§ Exercise details: Return the material word for word. Do not include the pictures.

§ Provided information:
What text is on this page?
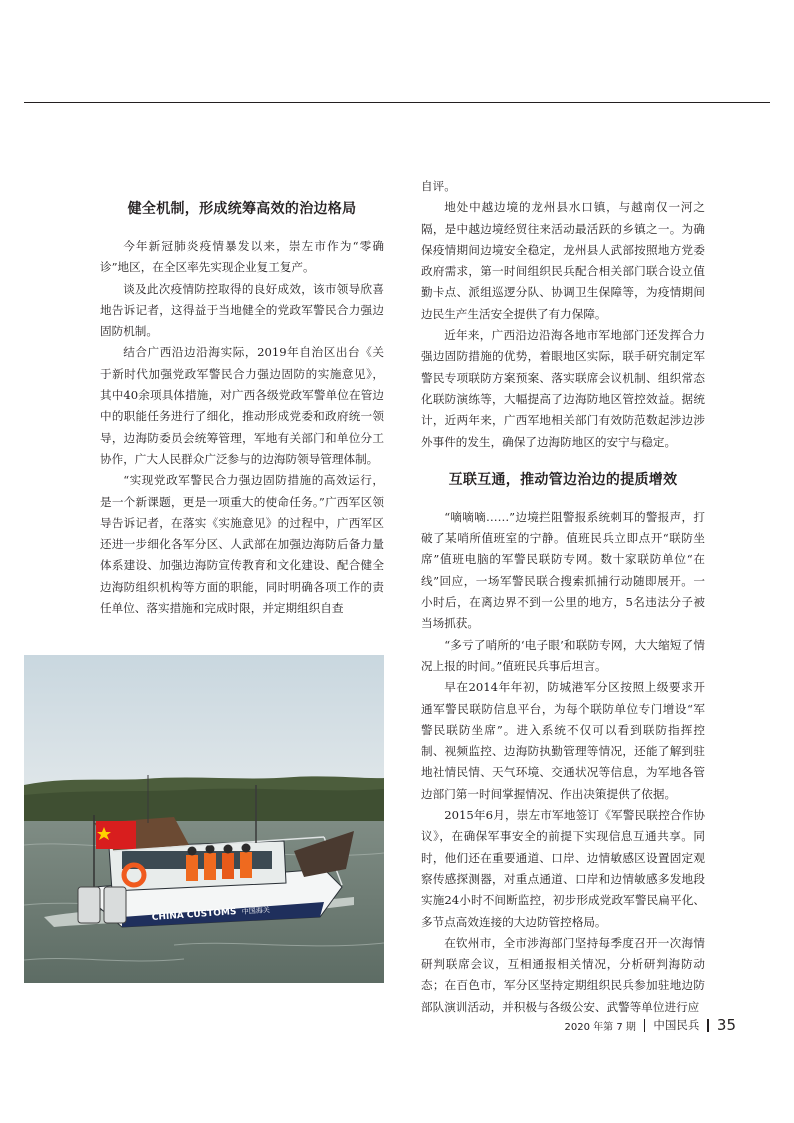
健全机制，形成统筹高效的治边格局

今年新冠肺炎疫情暴发以来，崇左市作为“零确诊”地区，在全区率先实现企业复工复产。

谈及此次疫情防控取得的良好成效，该市领导欣喜地告诉记者，这得益于当地健全的党政军警民合力强边固防机制。

结合广西沿边沿海实际，2019年自治区出台《关于新时代加强党政军警民合力强边固防的实施意见》，其中40余项具体措施，对广西各级党政军警单位在管边中的职能任务进行了细化，推动形成党委和政府统一领导，边海防委员会统筹管理，军地有关部门和单位分工协作，广大人民群众广泛参与的边海防领导管理体制。

“实现党政军警民合力强边固防措施的高效运行，是一个新课题，更是一项重大的使命任务。”广西军区领导告诉记者，在落实《实施意见》的过程中，广西军区还进一步细化各军分区、人武部在加强边海防后备力量体系建设、加强边海防宣传教育和文化建设、配合健全边海防组织机构等方面的职能，同时明确各项工作的责任单位、落实措施和完成时限，并定期组织自查

CHINA CUSTOMS 中国海关

自评。

地处中越边境的龙州县水口镇，与越南仅一河之隔，是中越边境经贸往来活动最活跃的乡镇之一。为确保疫情期间边境安全稳定，龙州县人武部按照地方党委政府需求，第一时间组织民兵配合相关部门联合设立值勤卡点、派组巡逻分队、协调卫生保障等，为疫情期间边民生产生活安全提供了有力保障。

近年来，广西沿边沿海各地市军地部门还发挥合力强边固防措施的优势，着眼地区实际，联手研究制定军警民专项联防方案预案、落实联席会议机制、组织常态化联防演练等，大幅提高了边海防地区管控效益。据统计，近两年来，广西军地相关部门有效防范数起涉边涉外事件的发生，确保了边海防地区的安宁与稳定。

互联互通，推动管边治边的提质增效

“嘀嘀嘀……”边境拦阻警报系统刺耳的警报声，打破了某哨所值班室的宁静。值班民兵立即点开“联防坐席”值班电脑的军警民联防专网。数十家联防单位“在线”回应，一场军警民联合搜索抓捕行动随即展开。一小时后，在离边界不到一公里的地方，5名违法分子被当场抓获。

“多亏了哨所的‘电子眼’和联防专网，大大缩短了情况上报的时间。”值班民兵事后坦言。

早在2014年年初，防城港军分区按照上级要求开通军警民联防信息平台，为每个联防单位专门增设“军警民联防坐席”。进入系统不仅可以看到联防指挥控制、视频监控、边海防执勤管理等情况，还能了解到驻地社情民情、天气环境、交通状况等信息，为军地各管边部门第一时间掌握情况、作出决策提供了依据。

2015年6月，崇左市军地签订《军警民联控合作协议》，在确保军事安全的前提下实现信息互通共享。同时，他们还在重要通道、口岸、边情敏感区设置固定观察传感探测器，对重点通道、口岸和边情敏感多发地段实施24小时不间断监控，初步形成党政军警民扁平化、多节点高效连接的大边防管控格局。

在钦州市，全市涉海部门坚持每季度召开一次海情研判联席会议，互相通报相关情况，分析研判海防动态；在百色市，军分区坚持定期组织民兵参加驻地边防部队演训活动，并积极与各级公安、武警等单位进行应

2020 年第 7 期 中国民兵 35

§ Task solution:
What text is on this page?
健全机制，形成统筹高效的治边格局

今年新冠肺炎疫情暴发以来，崇左市作为“零确诊”地区，在全区率先实现企业复工复产。

谈及此次疫情防控取得的良好成效，该市领导欣喜地告诉记者，这得益于当地健全的党政军警民合力强边固防机制。

结合广西沿边沿海实际，2019年自治区出台《关于新时代加强党政军警民合力强边固防的实施意见》，其中40余项具体措施，对广西各级党政军警单位在管边中的职能任务进行了细化，推动形成党委和政府统一领导，边海防委员会统筹管理，军地有关部门和单位分工协作，广大人民群众广泛参与的边海防领导管理体制。

“实现党政军警民合力强边固防措施的高效运行，是一个新课题，更是一项重大的使命任务。”广西军区领导告诉记者，在落实《实施意见》的过程中，广西军区还进一步细化各军分区、人武部在加强边海防后备力量体系建设、加强边海防宣传教育和文化建设、配合健全边海防组织机构等方面的职能，同时明确各项工作的责任单位、落实措施和完成时限，并定期组织自查

CHINA CUSTOMS 中国海关

自评。

地处中越边境的龙州县水口镇，与越南仅一河之隔，是中越边境经贸往来活动最活跃的乡镇之一。为确保疫情期间边境安全稳定，龙州县人武部按照地方党委政府需求，第一时间组织民兵配合相关部门联合设立值勤卡点、派组巡逻分队、协调卫生保障等，为疫情期间边民生产生活安全提供了有力保障。

近年来，广西沿边沿海各地市军地部门还发挥合力强边固防措施的优势，着眼地区实际，联手研究制定军警民专项联防方案预案、落实联席会议机制、组织常态化联防演练等，大幅提高了边海防地区管控效益。据统计，近两年来，广西军地相关部门有效防范数起涉边涉外事件的发生，确保了边海防地区的安宁与稳定。

互联互通，推动管边治边的提质增效

“嘀嘀嘀……”边境拦阻警报系统刺耳的警报声，打破了某哨所值班室的宁静。值班民兵立即点开“联防坐席”值班电脑的军警民联防专网。数十家联防单位“在线”回应，一场军警民联合搜索抓捕行动随即展开。一小时后，在离边界不到一公里的地方，5名违法分子被当场抓获。

“多亏了哨所的‘电子眼’和联防专网，大大缩短了情况上报的时间。”值班民兵事后坦言。

早在2014年年初，防城港军分区按照上级要求开通军警民联防信息平台，为每个联防单位专门增设“军警民联防坐席”。进入系统不仅可以看到联防指挥控制、视频监控、边海防执勤管理等情况，还能了解到驻地社情民情、天气环境、交通状况等信息，为军地各管边部门第一时间掌握情况、作出决策提供了依据。

2015年6月，崇左市军地签订《军警民联控合作协议》，在确保军事安全的前提下实现信息互通共享。同时，他们还在重要通道、口岸、边情敏感区设置固定观察传感探测器，对重点通道、口岸和边情敏感多发地段实施24小时不间断监控，初步形成党政军警民扁平化、多节点高效连接的大边防管控格局。

在钦州市，全市涉海部门坚持每季度召开一次海情研判联席会议，互相通报相关情况，分析研判海防动态；在百色市，军分区坚持定期组织民兵参加驻地边防部队演训活动，并积极与各级公安、武警等单位进行应

2020 年第 7 期 中国民兵 35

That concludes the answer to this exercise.